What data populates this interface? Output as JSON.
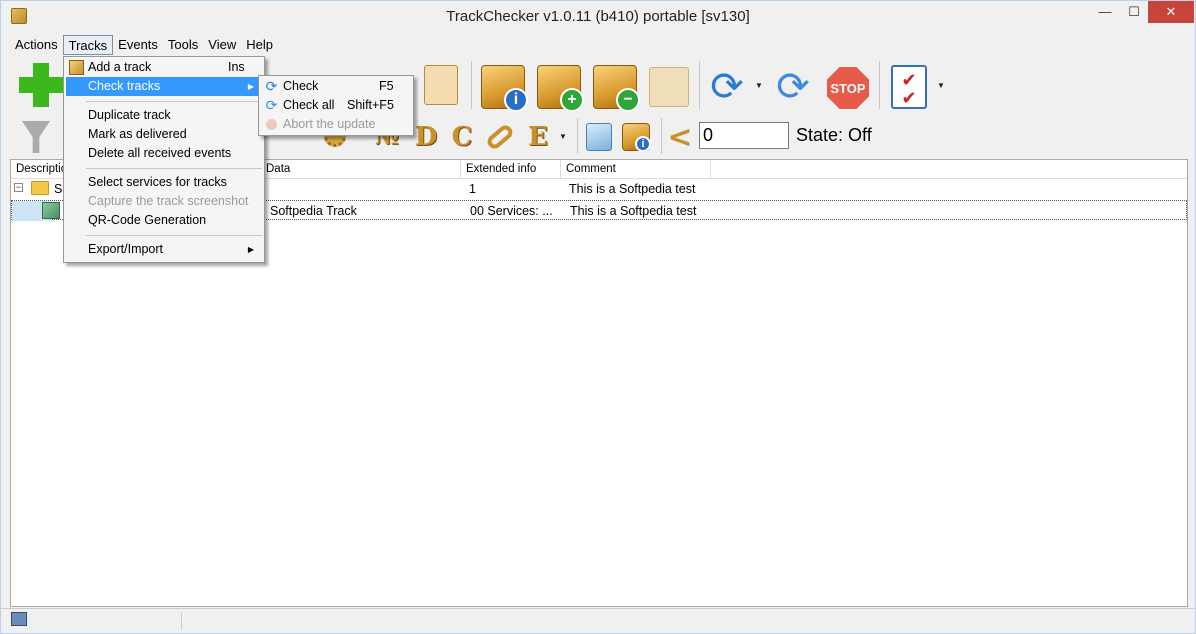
{
  "window": {
    "title": "TrackChecker v1.0.11 (b410)  portable [sv130]"
  },
  "menubar": {
    "items": [
      "Actions",
      "Tracks",
      "Events",
      "Tools",
      "View",
      "Help"
    ]
  },
  "toolbar2": {
    "counter_value": "0",
    "state_label": "State: Off",
    "letters": [
      "№",
      "D",
      "C",
      "E"
    ],
    "less_than": "<"
  },
  "grid": {
    "columns": [
      "Description",
      "Data",
      "Extended info",
      "Comment"
    ],
    "rows": [
      {
        "description": "S",
        "data": "",
        "extended": "1",
        "comment": "This is a Softpedia test"
      },
      {
        "description": "",
        "data": "Softpedia Track",
        "extended": "00 Services: ...",
        "comment": "This is a Softpedia test"
      }
    ]
  },
  "tracks_menu": {
    "add_track": "Add a track",
    "add_track_shortcut": "Ins",
    "check_tracks": "Check tracks",
    "duplicate_track": "Duplicate track",
    "mark_delivered": "Mark as delivered",
    "delete_events": "Delete all received events",
    "select_services": "Select services for tracks",
    "capture_screenshot": "Capture the track screenshot",
    "qr_code": "QR-Code Generation",
    "export_import": "Export/Import"
  },
  "check_submenu": {
    "check": "Check",
    "check_shortcut": "F5",
    "check_all": "Check all",
    "check_all_shortcut": "Shift+F5",
    "abort": "Abort the update"
  },
  "toolbar1": {
    "stop_label": "STOP"
  },
  "colors": {
    "highlight": "#3399ff",
    "close_button": "#c7443a"
  },
  "icons": [
    "app-icon",
    "add-icon",
    "box-info-icon",
    "box-add-icon",
    "box-remove-icon",
    "boxes-check-icon",
    "refresh-icon",
    "refresh-all-icon",
    "stop-icon",
    "checklist-icon",
    "filter-icon"
  ]
}
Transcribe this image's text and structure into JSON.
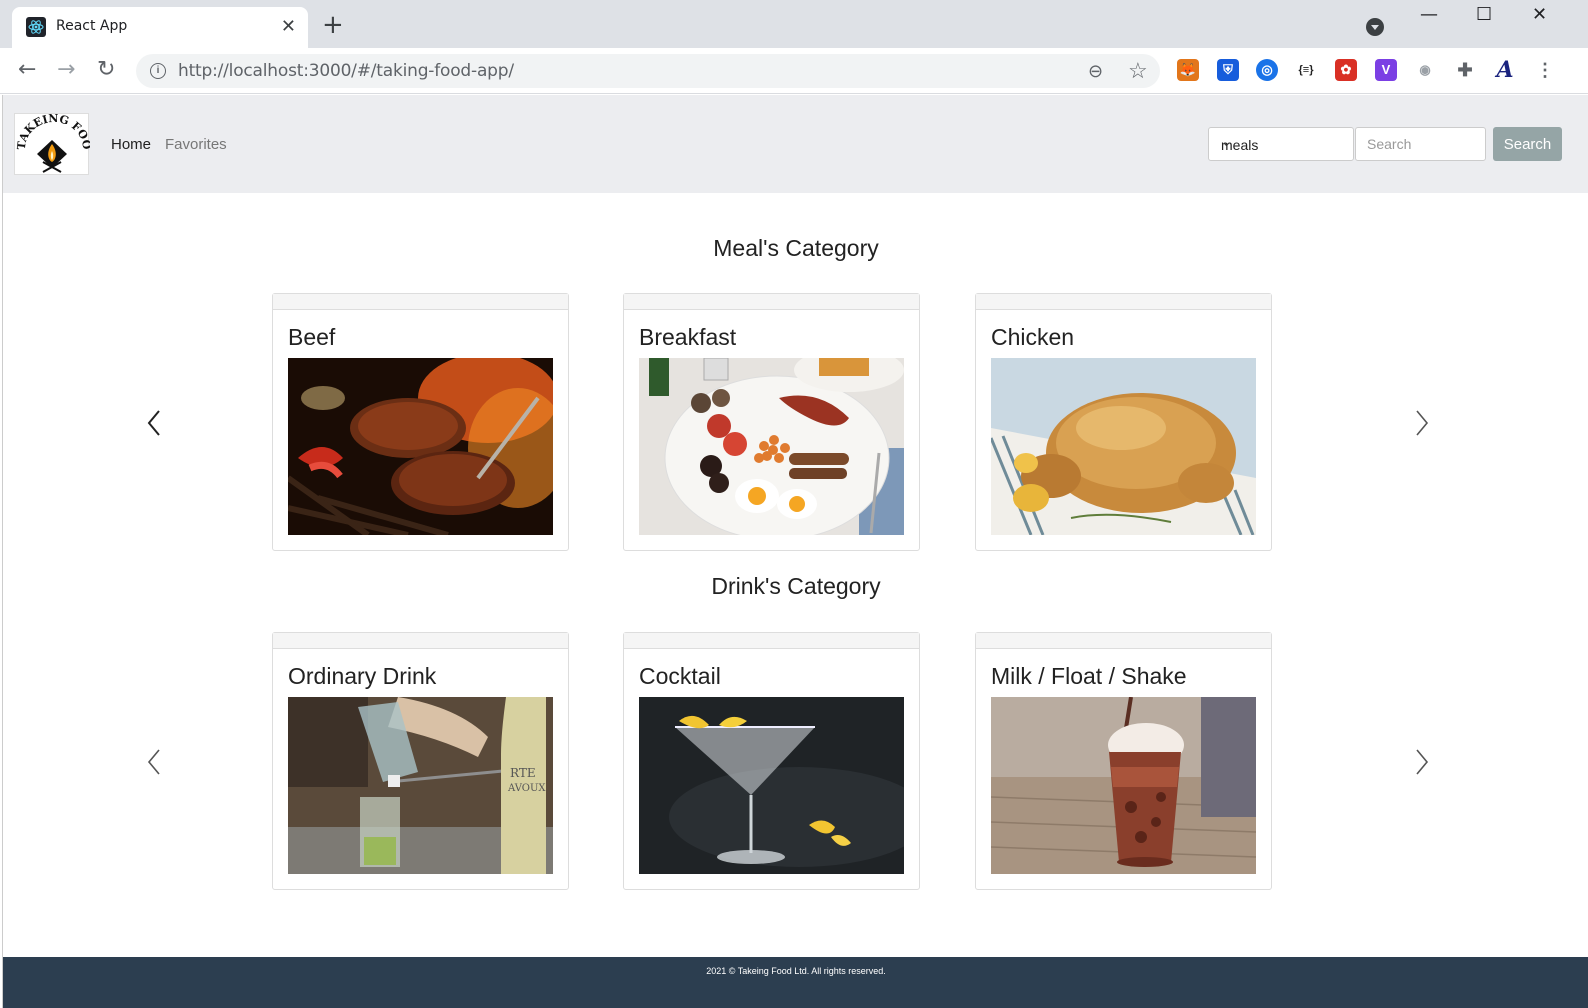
{
  "browser": {
    "tab_title": "React App",
    "tab_close": "✕",
    "new_tab": "+",
    "url": "http://localhost:3000/#/taking-food-app/",
    "win_min": "—",
    "win_max": "☐",
    "win_close": "✕"
  },
  "navbar": {
    "logo_text": "TAKEING FOOD",
    "home": "Home",
    "favorites": "Favorites",
    "select_value": "meals",
    "search_placeholder": "Search",
    "search_button": "Search"
  },
  "meals": {
    "title": "Meal's Category",
    "cards": [
      {
        "name": "Beef"
      },
      {
        "name": "Breakfast"
      },
      {
        "name": "Chicken"
      }
    ]
  },
  "drinks": {
    "title": "Drink's Category",
    "cards": [
      {
        "name": "Ordinary Drink"
      },
      {
        "name": "Cocktail"
      },
      {
        "name": "Milk / Float / Shake"
      }
    ]
  },
  "footer": {
    "text": "2021 © Takeing Food Ltd. All rights reserved."
  },
  "colors": {
    "navbar_bg": "#ecedf0",
    "footer_bg": "#2c3e50",
    "search_button": "#95a5a6"
  }
}
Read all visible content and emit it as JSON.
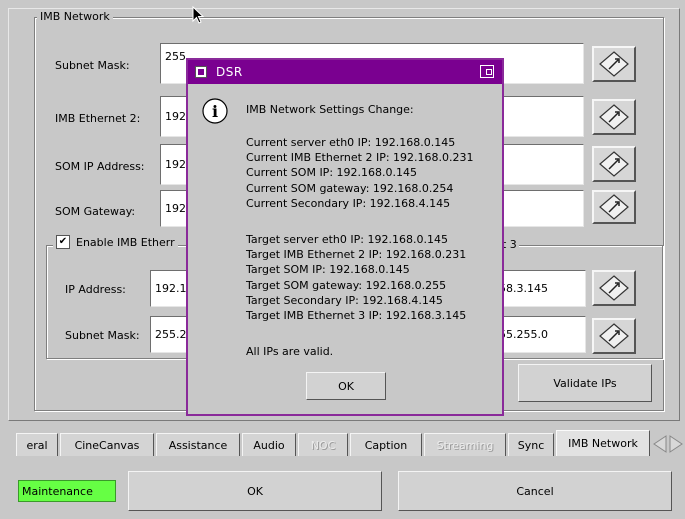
{
  "group_network": {
    "title": "IMB Network"
  },
  "fields": {
    "subnet_mask": {
      "label": "Subnet Mask:",
      "value": "255"
    },
    "imb_eth2": {
      "label": "IMB Ethernet 2:",
      "value": "192"
    },
    "som_ip": {
      "label": "SOM IP Address:",
      "value": "192"
    },
    "som_gateway": {
      "label": "SOM Gateway:",
      "value": "192"
    }
  },
  "group_eth3": {
    "checkbox_label": "Enable IMB Etherr",
    "checked_mark": "✔",
    "legend_right": "t 3",
    "ip_label": "IP Address:",
    "ip_value_left": "192.1",
    "ip_value_right": "58.3.145",
    "mask_label": "Subnet Mask:",
    "mask_value_left": "255.2",
    "mask_value_right": "55.255.0"
  },
  "validate_button": "Validate IPs",
  "tabs": [
    {
      "label": "eral",
      "state": "normal"
    },
    {
      "label": "CineCanvas",
      "state": "normal"
    },
    {
      "label": "Assistance",
      "state": "normal"
    },
    {
      "label": "Audio",
      "state": "normal"
    },
    {
      "label": "NOC",
      "state": "disabled"
    },
    {
      "label": "Caption",
      "state": "normal"
    },
    {
      "label": "Streaming",
      "state": "disabled"
    },
    {
      "label": "Sync",
      "state": "normal"
    },
    {
      "label": "IMB Network",
      "state": "active"
    }
  ],
  "footer": {
    "status": "Maintenance",
    "ok": "OK",
    "cancel": "Cancel",
    "status_color": "#66ff44"
  },
  "dialog": {
    "title": "DSR",
    "title_color": "#7a0090",
    "heading": "IMB Network Settings Change:",
    "current": [
      "Current server eth0 IP: 192.168.0.145",
      "Current IMB Ethernet 2 IP: 192.168.0.231",
      "Current SOM IP: 192.168.0.145",
      "Current SOM gateway: 192.168.0.254",
      "Current Secondary IP: 192.168.4.145"
    ],
    "target": [
      "Target server eth0 IP: 192.168.0.145",
      "Target IMB Ethernet 2 IP: 192.168.0.231",
      "Target SOM IP: 192.168.0.145",
      "Target SOM gateway: 192.168.0.255",
      "Target Secondary IP: 192.168.4.145",
      "Target IMB Ethernet 3 IP: 192.168.3.145"
    ],
    "valid_msg": "All IPs are valid.",
    "ok": "OK"
  }
}
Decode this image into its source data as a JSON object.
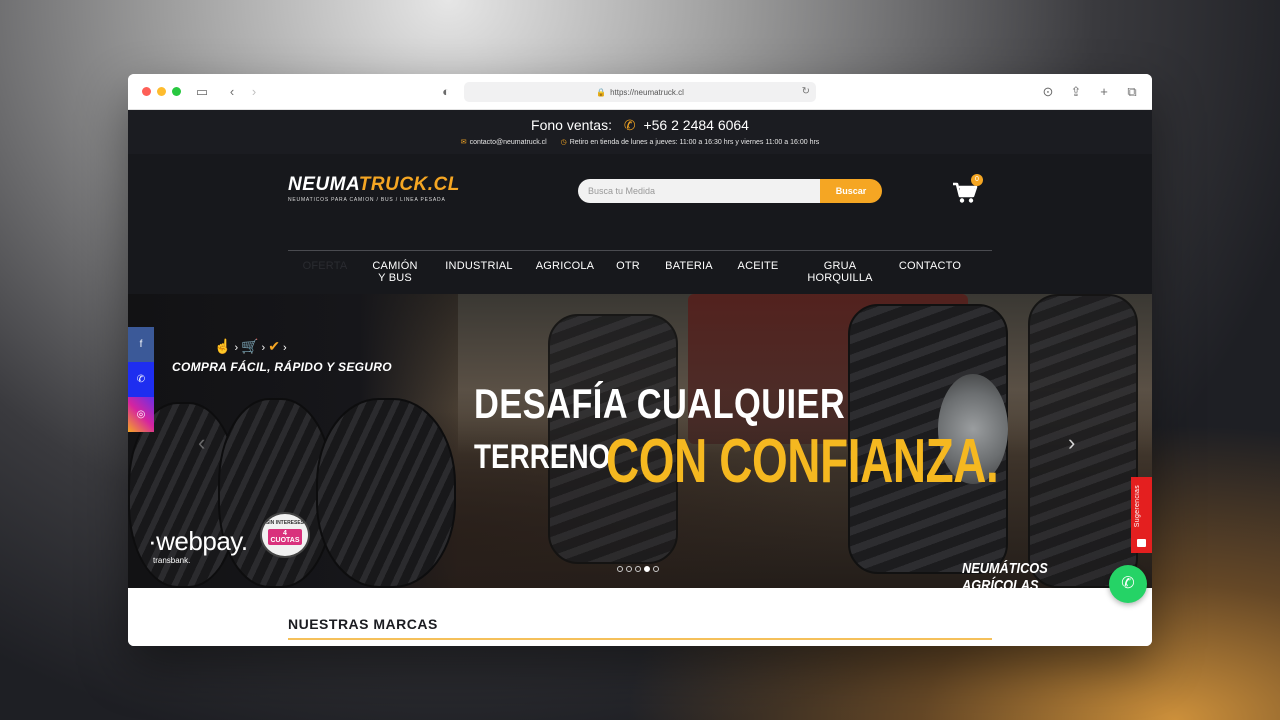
{
  "browser": {
    "url": "https://neumatruck.cl"
  },
  "topbar": {
    "fono_label": "Fono ventas:",
    "phone": "+56 2 2484 6064",
    "email": "contacto@neumatruck.cl",
    "hours": "Retiro en tienda de lunes a jueves: 11:00 a 16:30 hrs y viernes 11:00 a 16:00 hrs"
  },
  "logo": {
    "main_a": "NEUMA",
    "main_b": "TRUCK.CL",
    "sub": "NEUMATICOS PARA CAMION / BUS / LINEA PESADA"
  },
  "search": {
    "placeholder": "Busca tu Medida",
    "button": "Buscar"
  },
  "cart": {
    "count": "0"
  },
  "nav": {
    "items": [
      "OFERTA",
      "CAMIÓN\nY BUS",
      "INDUSTRIAL",
      "AGRICOLA",
      "OTR",
      "BATERIA",
      "ACEITE",
      "GRUA\nHORQUILLA",
      "CONTACTO"
    ]
  },
  "hero": {
    "compra": "COMPRA FÁCIL, RÁPIDO Y SEGURO",
    "headline1": "DESAFÍA CUALQUIER",
    "headline2a": "TERRENO",
    "headline2b": "CON CONFIANZA.",
    "webpay": "·webpay.",
    "transbank": "transbank.",
    "badge_top": "SIN INTERESES",
    "badge_cuotas": "4 CUOTAS",
    "category": "NEUMÁTICOS AGRÍCOLAS",
    "slides": 5,
    "active_slide": 4
  },
  "floating": {
    "sugerencias": "Sugerencias"
  },
  "marcas": {
    "title": "NUESTRAS MARCAS"
  },
  "colors": {
    "accent": "#f5a623",
    "dark": "#17181c",
    "whatsapp": "#25d366",
    "sugerencias": "#e41f1f"
  }
}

Exercise objective: Pictures are excluded; copy all other data exactly as shown.

The result:
What data populates this interface? Output as JSON.
{
  "window": {
    "title": "TrackChecker v1.0.11 (b410)  portable [sv130]"
  },
  "menubar": {
    "items": [
      "Actions",
      "Tracks",
      "Events",
      "Tools",
      "View",
      "Help"
    ]
  },
  "toolbar2": {
    "counter_value": "0",
    "state_label": "State: Off",
    "letters": [
      "№",
      "D",
      "C",
      "E"
    ],
    "less_than": "<"
  },
  "grid": {
    "columns": [
      "Description",
      "Data",
      "Extended info",
      "Comment"
    ],
    "rows": [
      {
        "description": "S",
        "data": "",
        "extended": "1",
        "comment": "This is a Softpedia test"
      },
      {
        "description": "",
        "data": "Softpedia Track",
        "extended": "00 Services: ...",
        "comment": "This is a Softpedia test"
      }
    ]
  },
  "tracks_menu": {
    "add_track": "Add a track",
    "add_track_shortcut": "Ins",
    "check_tracks": "Check tracks",
    "duplicate_track": "Duplicate track",
    "mark_delivered": "Mark as delivered",
    "delete_events": "Delete all received events",
    "select_services": "Select services for tracks",
    "capture_screenshot": "Capture the track screenshot",
    "qr_code": "QR-Code Generation",
    "export_import": "Export/Import"
  },
  "check_submenu": {
    "check": "Check",
    "check_shortcut": "F5",
    "check_all": "Check all",
    "check_all_shortcut": "Shift+F5",
    "abort": "Abort the update"
  },
  "toolbar1": {
    "stop_label": "STOP"
  },
  "colors": {
    "highlight": "#3399ff",
    "close_button": "#c7443a"
  },
  "icons": [
    "app-icon",
    "add-icon",
    "box-info-icon",
    "box-add-icon",
    "box-remove-icon",
    "boxes-check-icon",
    "refresh-icon",
    "refresh-all-icon",
    "stop-icon",
    "checklist-icon",
    "filter-icon"
  ]
}
Transcribe this image's text and structure into JSON.
{
  "browser": {
    "tab_title": "React App",
    "tab_close": "✕",
    "new_tab": "+",
    "url": "http://localhost:3000/#/taking-food-app/",
    "win_min": "—",
    "win_max": "☐",
    "win_close": "✕"
  },
  "navbar": {
    "logo_text": "TAKEING FOOD",
    "home": "Home",
    "favorites": "Favorites",
    "select_value": "meals",
    "search_placeholder": "Search",
    "search_button": "Search"
  },
  "meals": {
    "title": "Meal's Category",
    "cards": [
      {
        "name": "Beef"
      },
      {
        "name": "Breakfast"
      },
      {
        "name": "Chicken"
      }
    ]
  },
  "drinks": {
    "title": "Drink's Category",
    "cards": [
      {
        "name": "Ordinary Drink"
      },
      {
        "name": "Cocktail"
      },
      {
        "name": "Milk / Float / Shake"
      }
    ]
  },
  "footer": {
    "text": "2021 © Takeing Food Ltd. All rights reserved."
  },
  "colors": {
    "navbar_bg": "#ecedf0",
    "footer_bg": "#2c3e50",
    "search_button": "#95a5a6"
  }
}
Read all visible content and emit it as JSON.
{
  "group_network": {
    "title": "IMB Network"
  },
  "fields": {
    "subnet_mask": {
      "label": "Subnet Mask:",
      "value": "255"
    },
    "imb_eth2": {
      "label": "IMB Ethernet 2:",
      "value": "192"
    },
    "som_ip": {
      "label": "SOM IP Address:",
      "value": "192"
    },
    "som_gateway": {
      "label": "SOM Gateway:",
      "value": "192"
    }
  },
  "group_eth3": {
    "checkbox_label": "Enable IMB Etherr",
    "checked_mark": "✔",
    "legend_right": "t 3",
    "ip_label": "IP Address:",
    "ip_value_left": "192.1",
    "ip_value_right": "58.3.145",
    "mask_label": "Subnet Mask:",
    "mask_value_left": "255.2",
    "mask_value_right": "55.255.0"
  },
  "validate_button": "Validate IPs",
  "tabs": [
    {
      "label": "eral",
      "state": "normal"
    },
    {
      "label": "CineCanvas",
      "state": "normal"
    },
    {
      "label": "Assistance",
      "state": "normal"
    },
    {
      "label": "Audio",
      "state": "normal"
    },
    {
      "label": "NOC",
      "state": "disabled"
    },
    {
      "label": "Caption",
      "state": "normal"
    },
    {
      "label": "Streaming",
      "state": "disabled"
    },
    {
      "label": "Sync",
      "state": "normal"
    },
    {
      "label": "IMB Network",
      "state": "active"
    }
  ],
  "footer": {
    "status": "Maintenance",
    "ok": "OK",
    "cancel": "Cancel",
    "status_color": "#66ff44"
  },
  "dialog": {
    "title": "DSR",
    "title_color": "#7a0090",
    "heading": "IMB Network Settings Change:",
    "current": [
      "Current server eth0 IP: 192.168.0.145",
      "Current IMB Ethernet 2 IP: 192.168.0.231",
      "Current SOM IP: 192.168.0.145",
      "Current SOM gateway: 192.168.0.254",
      "Current Secondary IP: 192.168.4.145"
    ],
    "target": [
      "Target server eth0 IP: 192.168.0.145",
      "Target IMB Ethernet 2 IP: 192.168.0.231",
      "Target SOM IP: 192.168.0.145",
      "Target SOM gateway: 192.168.0.255",
      "Target Secondary IP: 192.168.4.145",
      "Target IMB Ethernet 3 IP: 192.168.3.145"
    ],
    "valid_msg": "All IPs are valid.",
    "ok": "OK"
  }
}
Decode this image into its source data as a JSON object.
{
  "browser": {
    "url": "https://neumatruck.cl"
  },
  "topbar": {
    "fono_label": "Fono ventas:",
    "phone": "+56 2 2484 6064",
    "email": "contacto@neumatruck.cl",
    "hours": "Retiro en tienda de lunes a jueves: 11:00 a 16:30 hrs y viernes 11:00 a 16:00 hrs"
  },
  "logo": {
    "main_a": "NEUMA",
    "main_b": "TRUCK.CL",
    "sub": "NEUMATICOS PARA CAMION / BUS / LINEA PESADA"
  },
  "search": {
    "placeholder": "Busca tu Medida",
    "button": "Buscar"
  },
  "cart": {
    "count": "0"
  },
  "nav": {
    "items": [
      "OFERTA",
      "CAMIÓN\nY BUS",
      "INDUSTRIAL",
      "AGRICOLA",
      "OTR",
      "BATERIA",
      "ACEITE",
      "GRUA\nHORQUILLA",
      "CONTACTO"
    ]
  },
  "hero": {
    "compra": "COMPRA FÁCIL, RÁPIDO Y SEGURO",
    "headline1": "DESAFÍA CUALQUIER",
    "headline2a": "TERRENO",
    "headline2b": "CON CONFIANZA.",
    "webpay": "·webpay.",
    "transbank": "transbank.",
    "badge_top": "SIN INTERESES",
    "badge_cuotas": "4 CUOTAS",
    "category": "NEUMÁTICOS AGRÍCOLAS",
    "slides": 5,
    "active_slide": 4
  },
  "floating": {
    "sugerencias": "Sugerencias"
  },
  "marcas": {
    "title": "NUESTRAS MARCAS"
  },
  "colors": {
    "accent": "#f5a623",
    "dark": "#17181c",
    "whatsapp": "#25d366",
    "sugerencias": "#e41f1f"
  }
}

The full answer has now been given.